## Task goal
In the data below, find every line that has the string "name", and copy it.

** begin Entries **

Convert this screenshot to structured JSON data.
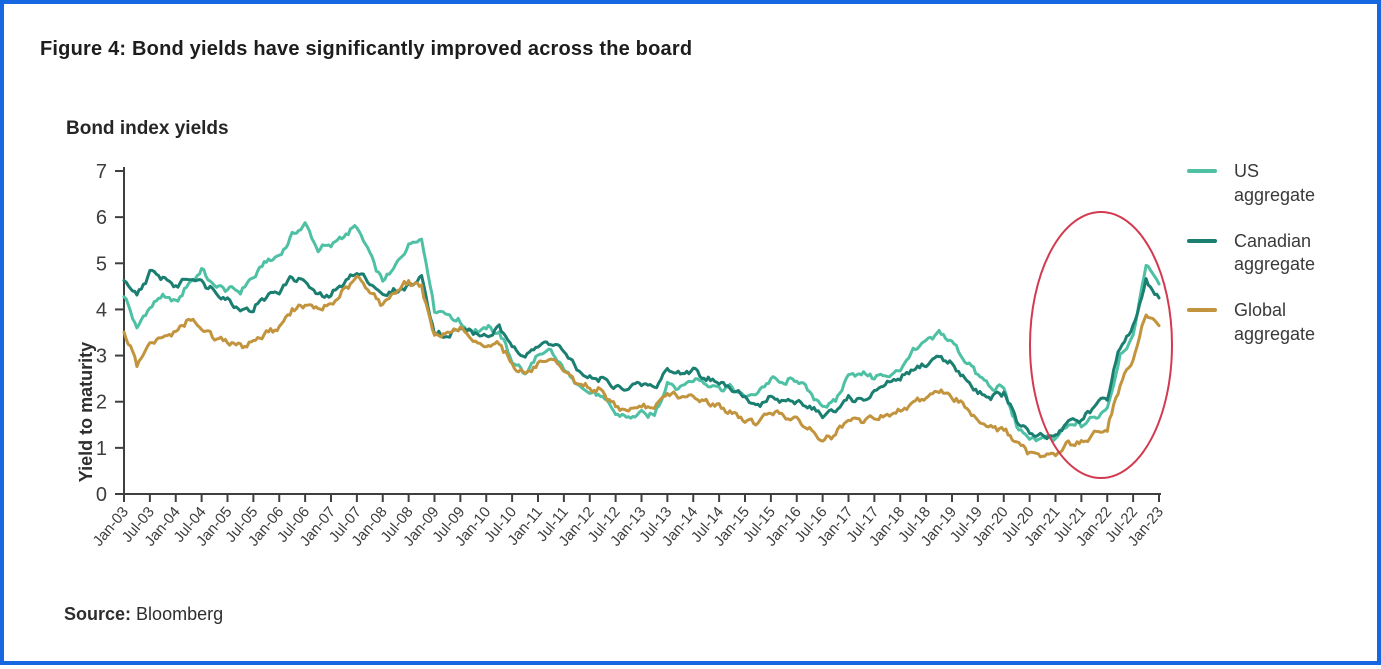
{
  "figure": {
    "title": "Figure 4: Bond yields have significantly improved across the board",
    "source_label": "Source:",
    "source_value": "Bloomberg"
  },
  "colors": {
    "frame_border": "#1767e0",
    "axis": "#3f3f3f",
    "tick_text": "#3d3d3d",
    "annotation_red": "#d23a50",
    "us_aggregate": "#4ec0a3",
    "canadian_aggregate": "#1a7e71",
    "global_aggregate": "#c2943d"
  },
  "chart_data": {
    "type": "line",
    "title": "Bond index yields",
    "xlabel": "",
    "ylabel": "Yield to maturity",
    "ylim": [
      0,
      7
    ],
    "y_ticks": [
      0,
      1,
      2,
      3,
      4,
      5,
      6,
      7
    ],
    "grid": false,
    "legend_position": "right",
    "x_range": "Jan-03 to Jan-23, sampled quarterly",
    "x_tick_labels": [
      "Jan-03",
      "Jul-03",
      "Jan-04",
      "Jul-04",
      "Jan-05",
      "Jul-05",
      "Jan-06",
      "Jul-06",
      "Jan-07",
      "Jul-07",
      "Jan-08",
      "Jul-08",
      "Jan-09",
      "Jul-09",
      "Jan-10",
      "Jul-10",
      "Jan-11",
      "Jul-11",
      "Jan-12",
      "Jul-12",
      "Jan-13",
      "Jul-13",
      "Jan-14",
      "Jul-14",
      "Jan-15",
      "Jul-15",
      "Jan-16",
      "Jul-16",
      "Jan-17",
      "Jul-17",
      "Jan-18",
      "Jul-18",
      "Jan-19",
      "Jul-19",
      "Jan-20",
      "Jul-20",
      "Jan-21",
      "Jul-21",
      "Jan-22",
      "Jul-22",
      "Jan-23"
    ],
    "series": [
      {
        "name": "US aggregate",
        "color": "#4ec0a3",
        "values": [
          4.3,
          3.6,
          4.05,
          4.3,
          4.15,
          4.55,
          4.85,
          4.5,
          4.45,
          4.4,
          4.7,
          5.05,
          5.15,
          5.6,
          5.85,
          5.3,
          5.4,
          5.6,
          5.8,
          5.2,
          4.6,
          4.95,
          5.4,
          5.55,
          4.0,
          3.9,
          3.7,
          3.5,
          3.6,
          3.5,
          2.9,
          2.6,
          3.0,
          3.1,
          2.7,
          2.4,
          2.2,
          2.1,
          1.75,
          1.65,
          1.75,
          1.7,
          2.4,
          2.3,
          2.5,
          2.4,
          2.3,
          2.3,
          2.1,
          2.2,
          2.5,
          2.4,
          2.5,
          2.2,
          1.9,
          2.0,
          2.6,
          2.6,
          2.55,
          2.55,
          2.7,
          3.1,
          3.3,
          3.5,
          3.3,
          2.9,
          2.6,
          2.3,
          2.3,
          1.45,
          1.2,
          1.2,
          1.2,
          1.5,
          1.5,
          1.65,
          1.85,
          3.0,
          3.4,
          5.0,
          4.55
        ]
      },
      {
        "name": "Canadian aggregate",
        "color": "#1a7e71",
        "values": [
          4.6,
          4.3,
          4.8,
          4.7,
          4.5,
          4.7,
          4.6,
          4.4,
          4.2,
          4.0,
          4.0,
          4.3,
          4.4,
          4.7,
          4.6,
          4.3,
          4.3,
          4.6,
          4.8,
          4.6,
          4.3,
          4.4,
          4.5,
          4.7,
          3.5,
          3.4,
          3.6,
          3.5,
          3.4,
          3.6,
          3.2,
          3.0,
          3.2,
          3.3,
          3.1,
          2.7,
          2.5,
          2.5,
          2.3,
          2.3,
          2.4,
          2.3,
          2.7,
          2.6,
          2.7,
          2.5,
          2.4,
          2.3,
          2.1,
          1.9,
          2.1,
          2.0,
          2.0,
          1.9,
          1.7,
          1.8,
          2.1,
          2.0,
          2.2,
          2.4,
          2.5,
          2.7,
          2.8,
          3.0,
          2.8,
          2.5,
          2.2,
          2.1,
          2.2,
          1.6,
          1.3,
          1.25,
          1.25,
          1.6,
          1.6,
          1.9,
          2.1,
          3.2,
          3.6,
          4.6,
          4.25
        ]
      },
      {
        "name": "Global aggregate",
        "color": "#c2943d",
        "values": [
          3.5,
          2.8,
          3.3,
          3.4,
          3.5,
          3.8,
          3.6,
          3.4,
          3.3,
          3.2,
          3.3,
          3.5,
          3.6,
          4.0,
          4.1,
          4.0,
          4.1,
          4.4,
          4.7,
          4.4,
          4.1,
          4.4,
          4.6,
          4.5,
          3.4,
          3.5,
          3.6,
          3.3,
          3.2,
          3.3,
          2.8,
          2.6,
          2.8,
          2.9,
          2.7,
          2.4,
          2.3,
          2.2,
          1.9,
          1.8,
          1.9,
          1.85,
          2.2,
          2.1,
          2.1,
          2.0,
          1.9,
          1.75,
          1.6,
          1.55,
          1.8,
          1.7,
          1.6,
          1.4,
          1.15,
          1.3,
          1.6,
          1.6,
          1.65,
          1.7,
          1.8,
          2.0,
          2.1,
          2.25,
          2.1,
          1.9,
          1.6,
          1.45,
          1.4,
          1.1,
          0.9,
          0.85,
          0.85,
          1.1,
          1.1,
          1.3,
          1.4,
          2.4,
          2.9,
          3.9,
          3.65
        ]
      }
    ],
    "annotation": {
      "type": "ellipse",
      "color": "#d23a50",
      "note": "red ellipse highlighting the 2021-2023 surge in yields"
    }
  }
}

** end Entries **

## Response to this exercise
        "name": "US aggregate",
        "name": "Canadian aggregate",
        "name": "Global aggregate",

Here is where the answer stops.